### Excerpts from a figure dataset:
* START *
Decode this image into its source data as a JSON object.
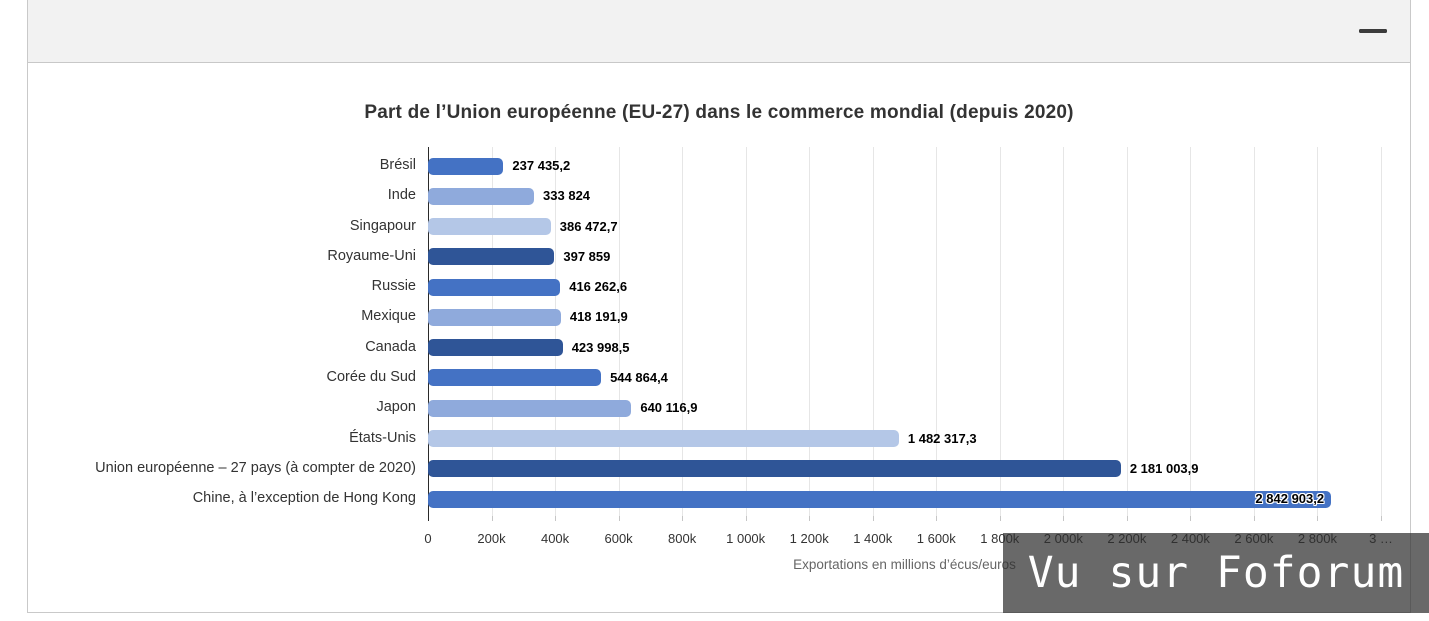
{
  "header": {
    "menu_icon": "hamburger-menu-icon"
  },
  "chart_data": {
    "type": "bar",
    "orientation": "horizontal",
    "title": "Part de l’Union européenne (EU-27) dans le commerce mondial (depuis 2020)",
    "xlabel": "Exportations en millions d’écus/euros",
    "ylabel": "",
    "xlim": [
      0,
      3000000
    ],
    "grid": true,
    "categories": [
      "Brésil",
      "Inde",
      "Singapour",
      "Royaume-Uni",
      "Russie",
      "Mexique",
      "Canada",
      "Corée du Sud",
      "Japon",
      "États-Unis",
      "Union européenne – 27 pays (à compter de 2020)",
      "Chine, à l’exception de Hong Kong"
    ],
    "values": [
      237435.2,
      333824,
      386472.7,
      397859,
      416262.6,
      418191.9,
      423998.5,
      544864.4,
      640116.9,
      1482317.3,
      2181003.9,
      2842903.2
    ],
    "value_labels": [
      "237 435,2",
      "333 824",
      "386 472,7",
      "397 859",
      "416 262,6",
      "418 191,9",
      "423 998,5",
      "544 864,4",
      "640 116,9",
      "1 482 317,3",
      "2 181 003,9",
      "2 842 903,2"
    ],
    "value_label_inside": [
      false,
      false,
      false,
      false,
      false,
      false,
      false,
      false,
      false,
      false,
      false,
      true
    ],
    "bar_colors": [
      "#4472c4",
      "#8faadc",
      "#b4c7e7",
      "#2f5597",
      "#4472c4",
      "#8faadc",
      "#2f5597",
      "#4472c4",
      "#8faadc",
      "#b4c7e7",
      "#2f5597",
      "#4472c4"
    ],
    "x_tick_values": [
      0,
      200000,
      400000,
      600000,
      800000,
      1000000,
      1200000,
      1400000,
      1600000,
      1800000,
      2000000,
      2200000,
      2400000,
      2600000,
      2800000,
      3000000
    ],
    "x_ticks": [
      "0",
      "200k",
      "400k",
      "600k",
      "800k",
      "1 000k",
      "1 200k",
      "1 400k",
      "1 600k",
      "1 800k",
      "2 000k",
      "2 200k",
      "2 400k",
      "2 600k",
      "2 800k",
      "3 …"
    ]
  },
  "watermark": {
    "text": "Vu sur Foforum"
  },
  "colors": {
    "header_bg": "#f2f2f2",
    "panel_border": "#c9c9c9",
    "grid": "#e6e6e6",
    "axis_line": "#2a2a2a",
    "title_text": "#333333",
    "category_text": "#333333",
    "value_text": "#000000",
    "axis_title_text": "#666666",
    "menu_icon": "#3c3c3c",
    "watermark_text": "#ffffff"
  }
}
* END *
Copy out all the data exactly; skip the pictures.

### Written response:
Decode this image into its source data as a JSON object.
{
  "header": {
    "menu_icon": "hamburger-menu-icon"
  },
  "chart_data": {
    "type": "bar",
    "orientation": "horizontal",
    "title": "Part de l’Union européenne (EU-27) dans le commerce mondial (depuis 2020)",
    "xlabel": "Exportations en millions d’écus/euros",
    "ylabel": "",
    "xlim": [
      0,
      3000000
    ],
    "grid": true,
    "categories": [
      "Brésil",
      "Inde",
      "Singapour",
      "Royaume-Uni",
      "Russie",
      "Mexique",
      "Canada",
      "Corée du Sud",
      "Japon",
      "États-Unis",
      "Union européenne – 27 pays (à compter de 2020)",
      "Chine, à l’exception de Hong Kong"
    ],
    "values": [
      237435.2,
      333824,
      386472.7,
      397859,
      416262.6,
      418191.9,
      423998.5,
      544864.4,
      640116.9,
      1482317.3,
      2181003.9,
      2842903.2
    ],
    "value_labels": [
      "237 435,2",
      "333 824",
      "386 472,7",
      "397 859",
      "416 262,6",
      "418 191,9",
      "423 998,5",
      "544 864,4",
      "640 116,9",
      "1 482 317,3",
      "2 181 003,9",
      "2 842 903,2"
    ],
    "value_label_inside": [
      false,
      false,
      false,
      false,
      false,
      false,
      false,
      false,
      false,
      false,
      false,
      true
    ],
    "bar_colors": [
      "#4472c4",
      "#8faadc",
      "#b4c7e7",
      "#2f5597",
      "#4472c4",
      "#8faadc",
      "#2f5597",
      "#4472c4",
      "#8faadc",
      "#b4c7e7",
      "#2f5597",
      "#4472c4"
    ],
    "x_tick_values": [
      0,
      200000,
      400000,
      600000,
      800000,
      1000000,
      1200000,
      1400000,
      1600000,
      1800000,
      2000000,
      2200000,
      2400000,
      2600000,
      2800000,
      3000000
    ],
    "x_ticks": [
      "0",
      "200k",
      "400k",
      "600k",
      "800k",
      "1 000k",
      "1 200k",
      "1 400k",
      "1 600k",
      "1 800k",
      "2 000k",
      "2 200k",
      "2 400k",
      "2 600k",
      "2 800k",
      "3 …"
    ]
  },
  "watermark": {
    "text": "Vu sur Foforum"
  },
  "colors": {
    "header_bg": "#f2f2f2",
    "panel_border": "#c9c9c9",
    "grid": "#e6e6e6",
    "axis_line": "#2a2a2a",
    "title_text": "#333333",
    "category_text": "#333333",
    "value_text": "#000000",
    "axis_title_text": "#666666",
    "menu_icon": "#3c3c3c",
    "watermark_text": "#ffffff"
  }
}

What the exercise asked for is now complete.